▶ Prompt
Extract the full set of records that follows, word for word.

[Chart and figure data]
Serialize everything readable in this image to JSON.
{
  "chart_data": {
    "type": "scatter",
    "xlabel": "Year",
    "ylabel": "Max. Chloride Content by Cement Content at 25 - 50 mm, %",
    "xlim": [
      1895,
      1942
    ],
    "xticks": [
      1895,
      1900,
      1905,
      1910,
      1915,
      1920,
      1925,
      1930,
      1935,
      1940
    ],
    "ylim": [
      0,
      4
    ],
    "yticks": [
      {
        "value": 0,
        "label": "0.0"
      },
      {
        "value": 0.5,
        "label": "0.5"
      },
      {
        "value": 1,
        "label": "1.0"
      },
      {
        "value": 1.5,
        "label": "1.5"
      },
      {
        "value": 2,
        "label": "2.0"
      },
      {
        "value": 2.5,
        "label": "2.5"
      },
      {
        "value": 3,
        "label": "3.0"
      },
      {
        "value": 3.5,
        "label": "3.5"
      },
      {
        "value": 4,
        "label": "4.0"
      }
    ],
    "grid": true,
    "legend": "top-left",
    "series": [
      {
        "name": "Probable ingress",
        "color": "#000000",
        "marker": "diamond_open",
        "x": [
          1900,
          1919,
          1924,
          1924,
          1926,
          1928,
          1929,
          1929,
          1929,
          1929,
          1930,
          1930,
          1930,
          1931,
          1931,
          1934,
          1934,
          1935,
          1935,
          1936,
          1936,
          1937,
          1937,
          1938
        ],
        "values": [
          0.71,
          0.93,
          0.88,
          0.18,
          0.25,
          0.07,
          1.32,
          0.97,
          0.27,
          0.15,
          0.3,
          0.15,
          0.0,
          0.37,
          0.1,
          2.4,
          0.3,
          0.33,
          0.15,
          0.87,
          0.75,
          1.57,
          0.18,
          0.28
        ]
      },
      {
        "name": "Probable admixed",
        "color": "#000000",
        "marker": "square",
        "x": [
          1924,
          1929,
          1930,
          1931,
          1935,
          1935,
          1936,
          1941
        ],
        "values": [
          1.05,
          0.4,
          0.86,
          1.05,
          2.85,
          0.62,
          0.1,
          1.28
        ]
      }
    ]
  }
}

▶ Task answer
Serialize everything readable in this image to JSON.
{
  "chart_data": {
    "type": "scatter",
    "xlabel": "Year",
    "ylabel": "Max. Chloride Content by Cement Content at 25 - 50 mm, %",
    "xlim": [
      1895,
      1942
    ],
    "xticks": [
      1895,
      1900,
      1905,
      1910,
      1915,
      1920,
      1925,
      1930,
      1935,
      1940
    ],
    "ylim": [
      0,
      4
    ],
    "yticks": [
      {
        "value": 0,
        "label": "0.0"
      },
      {
        "value": 0.5,
        "label": "0.5"
      },
      {
        "value": 1,
        "label": "1.0"
      },
      {
        "value": 1.5,
        "label": "1.5"
      },
      {
        "value": 2,
        "label": "2.0"
      },
      {
        "value": 2.5,
        "label": "2.5"
      },
      {
        "value": 3,
        "label": "3.0"
      },
      {
        "value": 3.5,
        "label": "3.5"
      },
      {
        "value": 4,
        "label": "4.0"
      }
    ],
    "grid": true,
    "legend": "top-left",
    "series": [
      {
        "name": "Probable ingress",
        "color": "#000000",
        "marker": "diamond_open",
        "x": [
          1900,
          1919,
          1924,
          1924,
          1926,
          1928,
          1929,
          1929,
          1929,
          1929,
          1930,
          1930,
          1930,
          1931,
          1931,
          1934,
          1934,
          1935,
          1935,
          1936,
          1936,
          1937,
          1937,
          1938
        ],
        "values": [
          0.71,
          0.93,
          0.88,
          0.18,
          0.25,
          0.07,
          1.32,
          0.97,
          0.27,
          0.15,
          0.3,
          0.15,
          0.0,
          0.37,
          0.1,
          2.4,
          0.3,
          0.33,
          0.15,
          0.87,
          0.75,
          1.57,
          0.18,
          0.28
        ]
      },
      {
        "name": "Probable admixed",
        "color": "#000000",
        "marker": "square",
        "x": [
          1924,
          1929,
          1930,
          1931,
          1935,
          1935,
          1936,
          1941
        ],
        "values": [
          1.05,
          0.4,
          0.86,
          1.05,
          2.85,
          0.62,
          0.1,
          1.28
        ]
      }
    ]
  }
}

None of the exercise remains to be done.